» Given request: Below is a block of records; reproduce all of them exactly and leave out any pictures.

## start Entries supplied

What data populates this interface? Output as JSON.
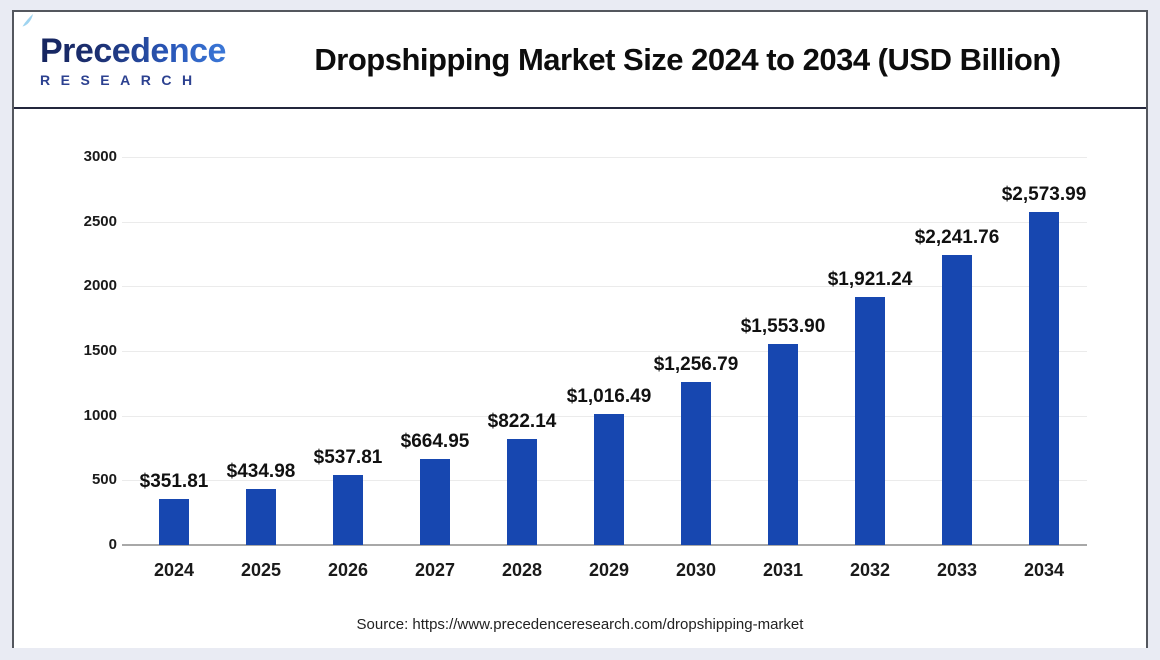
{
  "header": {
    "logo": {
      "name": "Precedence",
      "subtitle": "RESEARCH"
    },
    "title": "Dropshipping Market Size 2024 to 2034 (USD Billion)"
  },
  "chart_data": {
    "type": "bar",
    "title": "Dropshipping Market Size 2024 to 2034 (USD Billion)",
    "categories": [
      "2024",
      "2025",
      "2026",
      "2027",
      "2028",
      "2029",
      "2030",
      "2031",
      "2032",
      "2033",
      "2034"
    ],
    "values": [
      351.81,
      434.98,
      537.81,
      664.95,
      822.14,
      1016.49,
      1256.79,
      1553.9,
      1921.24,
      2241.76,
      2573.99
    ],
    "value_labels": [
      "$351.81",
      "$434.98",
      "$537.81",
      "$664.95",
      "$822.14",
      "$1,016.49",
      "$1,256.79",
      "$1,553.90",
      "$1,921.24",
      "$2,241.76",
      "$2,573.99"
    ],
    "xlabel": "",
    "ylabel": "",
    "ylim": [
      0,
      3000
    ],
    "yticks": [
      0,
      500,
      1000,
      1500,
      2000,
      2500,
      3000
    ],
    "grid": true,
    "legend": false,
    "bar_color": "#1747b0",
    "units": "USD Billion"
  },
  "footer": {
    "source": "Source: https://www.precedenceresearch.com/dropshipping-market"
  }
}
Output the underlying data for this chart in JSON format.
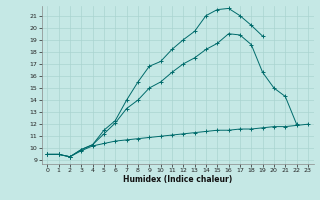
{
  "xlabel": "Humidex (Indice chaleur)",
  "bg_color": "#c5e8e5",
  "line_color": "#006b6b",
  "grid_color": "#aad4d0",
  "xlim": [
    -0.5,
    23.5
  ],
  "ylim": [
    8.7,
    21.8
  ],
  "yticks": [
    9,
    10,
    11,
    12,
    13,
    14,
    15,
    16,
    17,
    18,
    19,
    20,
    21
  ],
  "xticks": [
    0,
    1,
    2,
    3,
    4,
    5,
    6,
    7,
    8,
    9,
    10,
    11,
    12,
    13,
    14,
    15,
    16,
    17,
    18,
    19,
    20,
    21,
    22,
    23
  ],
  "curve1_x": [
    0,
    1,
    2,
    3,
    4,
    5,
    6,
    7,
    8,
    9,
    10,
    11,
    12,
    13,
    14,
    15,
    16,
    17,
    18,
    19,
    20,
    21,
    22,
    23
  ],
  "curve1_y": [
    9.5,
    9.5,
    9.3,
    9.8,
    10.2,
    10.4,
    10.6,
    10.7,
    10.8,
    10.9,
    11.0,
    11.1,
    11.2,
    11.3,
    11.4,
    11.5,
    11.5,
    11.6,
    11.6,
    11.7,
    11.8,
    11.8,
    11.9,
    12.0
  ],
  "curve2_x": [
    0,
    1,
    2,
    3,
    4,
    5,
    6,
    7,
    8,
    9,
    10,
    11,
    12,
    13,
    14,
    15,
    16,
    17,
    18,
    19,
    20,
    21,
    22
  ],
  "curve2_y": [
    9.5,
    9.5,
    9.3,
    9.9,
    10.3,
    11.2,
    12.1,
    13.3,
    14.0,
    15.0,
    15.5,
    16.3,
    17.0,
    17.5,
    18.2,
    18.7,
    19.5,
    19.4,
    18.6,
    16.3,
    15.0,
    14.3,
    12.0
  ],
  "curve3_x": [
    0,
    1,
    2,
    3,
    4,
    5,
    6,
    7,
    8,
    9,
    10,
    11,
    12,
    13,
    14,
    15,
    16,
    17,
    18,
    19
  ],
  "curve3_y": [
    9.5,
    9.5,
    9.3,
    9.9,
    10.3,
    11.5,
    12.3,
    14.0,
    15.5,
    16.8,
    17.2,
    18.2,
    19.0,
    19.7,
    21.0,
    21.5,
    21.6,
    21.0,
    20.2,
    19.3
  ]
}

## end Entries supplied

» Exercise result:
What data populates this interface? Output as JSON.
{
  "header": {
    "logo": {
      "name": "Precedence",
      "subtitle": "RESEARCH"
    },
    "title": "Dropshipping Market Size 2024 to 2034 (USD Billion)"
  },
  "chart_data": {
    "type": "bar",
    "title": "Dropshipping Market Size 2024 to 2034 (USD Billion)",
    "categories": [
      "2024",
      "2025",
      "2026",
      "2027",
      "2028",
      "2029",
      "2030",
      "2031",
      "2032",
      "2033",
      "2034"
    ],
    "values": [
      351.81,
      434.98,
      537.81,
      664.95,
      822.14,
      1016.49,
      1256.79,
      1553.9,
      1921.24,
      2241.76,
      2573.99
    ],
    "value_labels": [
      "$351.81",
      "$434.98",
      "$537.81",
      "$664.95",
      "$822.14",
      "$1,016.49",
      "$1,256.79",
      "$1,553.90",
      "$1,921.24",
      "$2,241.76",
      "$2,573.99"
    ],
    "xlabel": "",
    "ylabel": "",
    "ylim": [
      0,
      3000
    ],
    "yticks": [
      0,
      500,
      1000,
      1500,
      2000,
      2500,
      3000
    ],
    "grid": true,
    "legend": false,
    "bar_color": "#1747b0",
    "units": "USD Billion"
  },
  "footer": {
    "source": "Source: https://www.precedenceresearch.com/dropshipping-market"
  }
}
Output the underlying data for this chart in JSON format.
{
  "xlabel": "Humidex (Indice chaleur)",
  "bg_color": "#c5e8e5",
  "line_color": "#006b6b",
  "grid_color": "#aad4d0",
  "xlim": [
    -0.5,
    23.5
  ],
  "ylim": [
    8.7,
    21.8
  ],
  "yticks": [
    9,
    10,
    11,
    12,
    13,
    14,
    15,
    16,
    17,
    18,
    19,
    20,
    21
  ],
  "xticks": [
    0,
    1,
    2,
    3,
    4,
    5,
    6,
    7,
    8,
    9,
    10,
    11,
    12,
    13,
    14,
    15,
    16,
    17,
    18,
    19,
    20,
    21,
    22,
    23
  ],
  "curve1_x": [
    0,
    1,
    2,
    3,
    4,
    5,
    6,
    7,
    8,
    9,
    10,
    11,
    12,
    13,
    14,
    15,
    16,
    17,
    18,
    19,
    20,
    21,
    22,
    23
  ],
  "curve1_y": [
    9.5,
    9.5,
    9.3,
    9.8,
    10.2,
    10.4,
    10.6,
    10.7,
    10.8,
    10.9,
    11.0,
    11.1,
    11.2,
    11.3,
    11.4,
    11.5,
    11.5,
    11.6,
    11.6,
    11.7,
    11.8,
    11.8,
    11.9,
    12.0
  ],
  "curve2_x": [
    0,
    1,
    2,
    3,
    4,
    5,
    6,
    7,
    8,
    9,
    10,
    11,
    12,
    13,
    14,
    15,
    16,
    17,
    18,
    19,
    20,
    21,
    22
  ],
  "curve2_y": [
    9.5,
    9.5,
    9.3,
    9.9,
    10.3,
    11.2,
    12.1,
    13.3,
    14.0,
    15.0,
    15.5,
    16.3,
    17.0,
    17.5,
    18.2,
    18.7,
    19.5,
    19.4,
    18.6,
    16.3,
    15.0,
    14.3,
    12.0
  ],
  "curve3_x": [
    0,
    1,
    2,
    3,
    4,
    5,
    6,
    7,
    8,
    9,
    10,
    11,
    12,
    13,
    14,
    15,
    16,
    17,
    18,
    19
  ],
  "curve3_y": [
    9.5,
    9.5,
    9.3,
    9.9,
    10.3,
    11.5,
    12.3,
    14.0,
    15.5,
    16.8,
    17.2,
    18.2,
    19.0,
    19.7,
    21.0,
    21.5,
    21.6,
    21.0,
    20.2,
    19.3
  ]
}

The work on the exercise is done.